(Extracted records)
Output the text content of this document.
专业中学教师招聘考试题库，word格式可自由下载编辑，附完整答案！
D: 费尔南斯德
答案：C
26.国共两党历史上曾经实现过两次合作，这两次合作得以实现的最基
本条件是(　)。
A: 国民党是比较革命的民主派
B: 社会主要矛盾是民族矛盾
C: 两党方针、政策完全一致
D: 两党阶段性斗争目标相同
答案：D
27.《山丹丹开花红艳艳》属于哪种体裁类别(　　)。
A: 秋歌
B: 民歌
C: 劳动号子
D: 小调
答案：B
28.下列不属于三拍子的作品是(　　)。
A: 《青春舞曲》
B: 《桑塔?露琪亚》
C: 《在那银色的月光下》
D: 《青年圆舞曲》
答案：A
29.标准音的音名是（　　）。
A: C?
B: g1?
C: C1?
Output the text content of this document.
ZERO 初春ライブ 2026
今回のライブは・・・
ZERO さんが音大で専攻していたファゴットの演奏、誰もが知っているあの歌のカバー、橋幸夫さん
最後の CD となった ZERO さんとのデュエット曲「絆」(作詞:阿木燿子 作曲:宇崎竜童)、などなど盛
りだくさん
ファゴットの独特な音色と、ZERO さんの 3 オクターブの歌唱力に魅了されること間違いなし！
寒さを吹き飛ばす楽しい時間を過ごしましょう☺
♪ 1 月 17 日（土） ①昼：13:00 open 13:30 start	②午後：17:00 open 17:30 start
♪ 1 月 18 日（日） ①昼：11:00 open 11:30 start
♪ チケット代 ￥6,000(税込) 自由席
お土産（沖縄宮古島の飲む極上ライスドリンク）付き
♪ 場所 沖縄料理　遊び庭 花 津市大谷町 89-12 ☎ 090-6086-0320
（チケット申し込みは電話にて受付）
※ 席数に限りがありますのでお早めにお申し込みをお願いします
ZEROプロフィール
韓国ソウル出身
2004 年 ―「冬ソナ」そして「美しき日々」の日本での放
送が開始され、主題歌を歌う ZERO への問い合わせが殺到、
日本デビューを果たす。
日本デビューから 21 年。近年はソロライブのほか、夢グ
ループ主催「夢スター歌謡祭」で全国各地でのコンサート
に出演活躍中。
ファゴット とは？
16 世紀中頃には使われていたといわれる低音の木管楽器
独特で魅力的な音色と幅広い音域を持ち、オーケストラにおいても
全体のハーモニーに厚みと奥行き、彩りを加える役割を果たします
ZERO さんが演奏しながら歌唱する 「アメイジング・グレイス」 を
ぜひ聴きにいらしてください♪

# WHAT THE TASK REQUIRES:
Find "start". Copy every line it occurs in.

# TASK ANSWER:
♪ 1 月 17 日（土） ①昼：13:00 open 13:30 start	②午後：17:00 open 17:30 start
♪ 1 月 18 日（日） ①昼：11:00 open 11:30 start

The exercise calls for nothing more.